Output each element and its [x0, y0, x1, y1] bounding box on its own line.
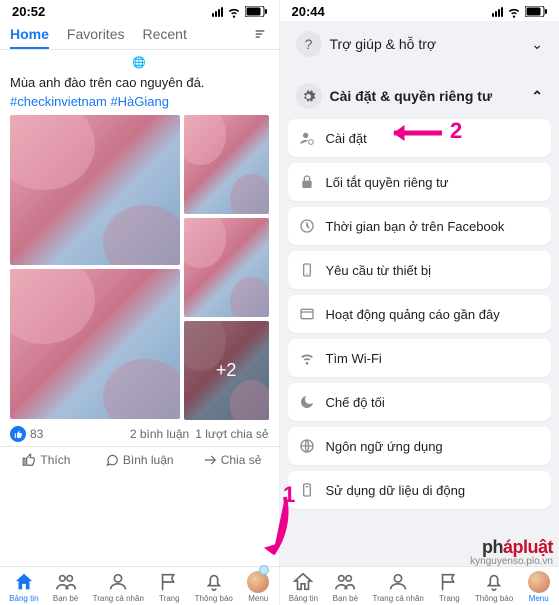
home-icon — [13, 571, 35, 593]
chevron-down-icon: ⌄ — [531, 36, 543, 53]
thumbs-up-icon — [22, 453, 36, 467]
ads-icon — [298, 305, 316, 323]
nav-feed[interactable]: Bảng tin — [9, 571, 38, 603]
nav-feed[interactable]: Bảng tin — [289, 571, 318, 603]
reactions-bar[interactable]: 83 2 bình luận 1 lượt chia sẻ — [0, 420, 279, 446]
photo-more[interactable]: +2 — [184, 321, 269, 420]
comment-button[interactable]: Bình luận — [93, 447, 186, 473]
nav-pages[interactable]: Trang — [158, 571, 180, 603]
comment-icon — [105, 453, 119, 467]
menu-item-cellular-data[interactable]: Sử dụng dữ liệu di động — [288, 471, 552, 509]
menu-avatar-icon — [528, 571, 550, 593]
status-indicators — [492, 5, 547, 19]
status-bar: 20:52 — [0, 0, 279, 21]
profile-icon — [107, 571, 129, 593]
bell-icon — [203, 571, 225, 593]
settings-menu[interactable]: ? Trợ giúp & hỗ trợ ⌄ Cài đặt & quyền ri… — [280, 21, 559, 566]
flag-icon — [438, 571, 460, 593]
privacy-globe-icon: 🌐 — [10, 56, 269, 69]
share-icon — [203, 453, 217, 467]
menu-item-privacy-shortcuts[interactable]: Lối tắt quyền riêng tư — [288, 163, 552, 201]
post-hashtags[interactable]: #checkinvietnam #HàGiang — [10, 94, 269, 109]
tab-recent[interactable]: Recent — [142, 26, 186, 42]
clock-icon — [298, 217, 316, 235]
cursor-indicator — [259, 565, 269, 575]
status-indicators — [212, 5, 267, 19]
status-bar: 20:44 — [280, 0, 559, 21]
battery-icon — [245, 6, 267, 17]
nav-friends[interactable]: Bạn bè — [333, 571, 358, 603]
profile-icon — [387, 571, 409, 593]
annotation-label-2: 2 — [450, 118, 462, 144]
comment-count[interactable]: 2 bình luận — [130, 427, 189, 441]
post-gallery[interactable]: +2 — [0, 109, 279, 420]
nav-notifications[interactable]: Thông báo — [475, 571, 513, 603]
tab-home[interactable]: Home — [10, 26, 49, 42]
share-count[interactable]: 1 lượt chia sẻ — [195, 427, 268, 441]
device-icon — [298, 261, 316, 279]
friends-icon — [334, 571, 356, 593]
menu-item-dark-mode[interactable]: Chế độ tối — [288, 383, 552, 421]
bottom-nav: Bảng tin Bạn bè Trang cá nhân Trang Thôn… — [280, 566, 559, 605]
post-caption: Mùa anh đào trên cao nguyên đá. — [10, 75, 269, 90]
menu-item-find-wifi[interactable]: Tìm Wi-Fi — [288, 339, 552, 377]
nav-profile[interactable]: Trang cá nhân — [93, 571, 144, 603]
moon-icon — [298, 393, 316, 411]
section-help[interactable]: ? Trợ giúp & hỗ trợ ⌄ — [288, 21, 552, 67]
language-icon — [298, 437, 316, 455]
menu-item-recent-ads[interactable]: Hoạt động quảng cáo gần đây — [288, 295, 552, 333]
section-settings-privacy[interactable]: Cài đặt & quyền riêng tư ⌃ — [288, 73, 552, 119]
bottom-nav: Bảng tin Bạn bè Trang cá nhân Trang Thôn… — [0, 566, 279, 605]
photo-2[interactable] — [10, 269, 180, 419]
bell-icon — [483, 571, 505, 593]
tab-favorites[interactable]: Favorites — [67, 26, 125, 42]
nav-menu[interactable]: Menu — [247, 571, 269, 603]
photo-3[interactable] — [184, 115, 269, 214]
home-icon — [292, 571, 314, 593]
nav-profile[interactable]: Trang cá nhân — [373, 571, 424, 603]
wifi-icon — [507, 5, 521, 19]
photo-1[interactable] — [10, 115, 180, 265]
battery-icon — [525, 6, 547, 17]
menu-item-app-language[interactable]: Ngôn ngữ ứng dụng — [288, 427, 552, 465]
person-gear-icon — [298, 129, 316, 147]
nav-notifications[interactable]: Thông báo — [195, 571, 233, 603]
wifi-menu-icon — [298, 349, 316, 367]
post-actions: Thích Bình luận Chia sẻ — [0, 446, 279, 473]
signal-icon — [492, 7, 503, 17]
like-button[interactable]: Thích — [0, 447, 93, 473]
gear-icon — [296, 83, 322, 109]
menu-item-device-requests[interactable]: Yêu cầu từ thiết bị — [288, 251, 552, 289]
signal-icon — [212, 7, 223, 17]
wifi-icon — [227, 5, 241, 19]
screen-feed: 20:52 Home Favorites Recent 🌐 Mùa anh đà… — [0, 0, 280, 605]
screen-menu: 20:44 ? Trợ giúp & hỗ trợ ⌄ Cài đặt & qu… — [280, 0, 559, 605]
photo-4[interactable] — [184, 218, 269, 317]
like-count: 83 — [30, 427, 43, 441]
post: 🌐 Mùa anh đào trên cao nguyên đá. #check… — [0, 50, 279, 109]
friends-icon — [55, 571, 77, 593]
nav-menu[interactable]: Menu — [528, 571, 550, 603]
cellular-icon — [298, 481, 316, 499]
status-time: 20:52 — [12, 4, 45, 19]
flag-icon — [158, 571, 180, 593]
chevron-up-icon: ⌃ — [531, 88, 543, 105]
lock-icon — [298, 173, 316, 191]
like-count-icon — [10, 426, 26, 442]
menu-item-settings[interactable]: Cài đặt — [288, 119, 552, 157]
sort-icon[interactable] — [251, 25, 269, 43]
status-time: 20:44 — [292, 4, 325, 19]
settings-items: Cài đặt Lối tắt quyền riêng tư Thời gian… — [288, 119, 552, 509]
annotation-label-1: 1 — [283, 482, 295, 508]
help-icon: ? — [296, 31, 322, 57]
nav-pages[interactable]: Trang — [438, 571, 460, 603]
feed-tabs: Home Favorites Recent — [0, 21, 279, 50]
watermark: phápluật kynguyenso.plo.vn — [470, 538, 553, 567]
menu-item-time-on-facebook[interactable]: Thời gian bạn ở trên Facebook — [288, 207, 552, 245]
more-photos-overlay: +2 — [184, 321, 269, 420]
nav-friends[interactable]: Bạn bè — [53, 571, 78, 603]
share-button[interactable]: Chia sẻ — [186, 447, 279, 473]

- _Goal of the exercise_: Copy every entry above verbatim, each on its own line, and leave out the pictures.

- _Final result_:
Output each element and its [x0, y0, x1, y1] bounding box on its own line.
home-icon — [13, 571, 35, 593]
chevron-down-icon: ⌄ — [531, 36, 543, 53]
thumbs-up-icon — [22, 453, 36, 467]
ads-icon — [298, 305, 316, 323]
nav-feed[interactable]: Bảng tin — [9, 571, 38, 603]
nav-feed[interactable]: Bảng tin — [289, 571, 318, 603]
reactions-bar[interactable]: 83 2 bình luận 1 lượt chia sẻ — [0, 420, 279, 446]
photo-more[interactable]: +2 — [184, 321, 269, 420]
comment-button[interactable]: Bình luận — [93, 447, 186, 473]
nav-pages[interactable]: Trang — [158, 571, 180, 603]
comment-icon — [105, 453, 119, 467]
menu-item-cellular-data[interactable]: Sử dụng dữ liệu di động — [288, 471, 552, 509]
menu-avatar-icon — [528, 571, 550, 593]
status-indicators — [492, 5, 547, 19]
status-bar: 20:52 — [0, 0, 279, 21]
profile-icon — [107, 571, 129, 593]
bell-icon — [203, 571, 225, 593]
settings-menu[interactable]: ? Trợ giúp & hỗ trợ ⌄ Cài đặt & quyền ri… — [280, 21, 559, 566]
flag-icon — [438, 571, 460, 593]
privacy-globe-icon: 🌐 — [10, 56, 269, 69]
share-icon — [203, 453, 217, 467]
menu-item-privacy-shortcuts[interactable]: Lối tắt quyền riêng tư — [288, 163, 552, 201]
post-hashtags[interactable]: #checkinvietnam #HàGiang — [10, 94, 269, 109]
tab-recent[interactable]: Recent — [142, 26, 186, 42]
clock-icon — [298, 217, 316, 235]
cursor-indicator — [259, 565, 269, 575]
status-indicators — [212, 5, 267, 19]
status-bar: 20:44 — [280, 0, 559, 21]
battery-icon — [245, 6, 267, 17]
nav-friends[interactable]: Bạn bè — [333, 571, 358, 603]
profile-icon — [387, 571, 409, 593]
annotation-label-2: 2 — [450, 118, 462, 144]
comment-count[interactable]: 2 bình luận — [130, 427, 189, 441]
post-gallery[interactable]: +2 — [0, 109, 279, 420]
nav-notifications[interactable]: Thông báo — [475, 571, 513, 603]
tab-home[interactable]: Home — [10, 26, 49, 42]
share-count[interactable]: 1 lượt chia sẻ — [195, 427, 268, 441]
device-icon — [298, 261, 316, 279]
friends-icon — [334, 571, 356, 593]
menu-item-dark-mode[interactable]: Chế độ tối — [288, 383, 552, 421]
bottom-nav: Bảng tin Bạn bè Trang cá nhân Trang Thôn… — [280, 566, 559, 605]
post-caption: Mùa anh đào trên cao nguyên đá. — [10, 75, 269, 90]
menu-item-find-wifi[interactable]: Tìm Wi-Fi — [288, 339, 552, 377]
nav-profile[interactable]: Trang cá nhân — [93, 571, 144, 603]
moon-icon — [298, 393, 316, 411]
section-help[interactable]: ? Trợ giúp & hỗ trợ ⌄ — [288, 21, 552, 67]
language-icon — [298, 437, 316, 455]
menu-item-recent-ads[interactable]: Hoạt động quảng cáo gần đây — [288, 295, 552, 333]
section-settings-privacy[interactable]: Cài đặt & quyền riêng tư ⌃ — [288, 73, 552, 119]
bottom-nav: Bảng tin Bạn bè Trang cá nhân Trang Thôn… — [0, 566, 279, 605]
photo-2[interactable] — [10, 269, 180, 419]
bell-icon — [483, 571, 505, 593]
tab-favorites[interactable]: Favorites — [67, 26, 125, 42]
nav-menu[interactable]: Menu — [247, 571, 269, 603]
photo-3[interactable] — [184, 115, 269, 214]
home-icon — [292, 571, 314, 593]
nav-profile[interactable]: Trang cá nhân — [373, 571, 424, 603]
wifi-icon — [507, 5, 521, 19]
photo-1[interactable] — [10, 115, 180, 265]
battery-icon — [525, 6, 547, 17]
menu-item-app-language[interactable]: Ngôn ngữ ứng dụng — [288, 427, 552, 465]
person-gear-icon — [298, 129, 316, 147]
nav-notifications[interactable]: Thông báo — [195, 571, 233, 603]
wifi-menu-icon — [298, 349, 316, 367]
post-actions: Thích Bình luận Chia sẻ — [0, 446, 279, 473]
signal-icon — [492, 7, 503, 17]
like-button[interactable]: Thích — [0, 447, 93, 473]
gear-icon — [296, 83, 322, 109]
menu-item-device-requests[interactable]: Yêu cầu từ thiết bị — [288, 251, 552, 289]
signal-icon — [212, 7, 223, 17]
wifi-icon — [227, 5, 241, 19]
screen-feed: 20:52 Home Favorites Recent 🌐 Mùa anh đà… — [0, 0, 280, 605]
screen-menu: 20:44 ? Trợ giúp & hỗ trợ ⌄ Cài đặt & qu… — [280, 0, 559, 605]
photo-4[interactable] — [184, 218, 269, 317]
like-count: 83 — [30, 427, 43, 441]
post: 🌐 Mùa anh đào trên cao nguyên đá. #check… — [0, 50, 279, 109]
friends-icon — [55, 571, 77, 593]
nav-menu[interactable]: Menu — [528, 571, 550, 603]
cellular-icon — [298, 481, 316, 499]
status-time: 20:52 — [12, 4, 45, 19]
flag-icon — [158, 571, 180, 593]
chevron-up-icon: ⌃ — [531, 88, 543, 105]
lock-icon — [298, 173, 316, 191]
like-count-icon — [10, 426, 26, 442]
menu-item-settings[interactable]: Cài đặt — [288, 119, 552, 157]
sort-icon[interactable] — [251, 25, 269, 43]
status-time: 20:44 — [292, 4, 325, 19]
settings-items: Cài đặt Lối tắt quyền riêng tư Thời gian… — [288, 119, 552, 509]
annotation-label-1: 1 — [283, 482, 295, 508]
help-icon: ? — [296, 31, 322, 57]
nav-pages[interactable]: Trang — [438, 571, 460, 603]
feed-tabs: Home Favorites Recent — [0, 21, 279, 50]
watermark: phápluật kynguyenso.plo.vn — [470, 538, 553, 567]
menu-item-time-on-facebook[interactable]: Thời gian bạn ở trên Facebook — [288, 207, 552, 245]
more-photos-overlay: +2 — [184, 321, 269, 420]
nav-friends[interactable]: Bạn bè — [53, 571, 78, 603]
share-button[interactable]: Chia sẻ — [186, 447, 279, 473]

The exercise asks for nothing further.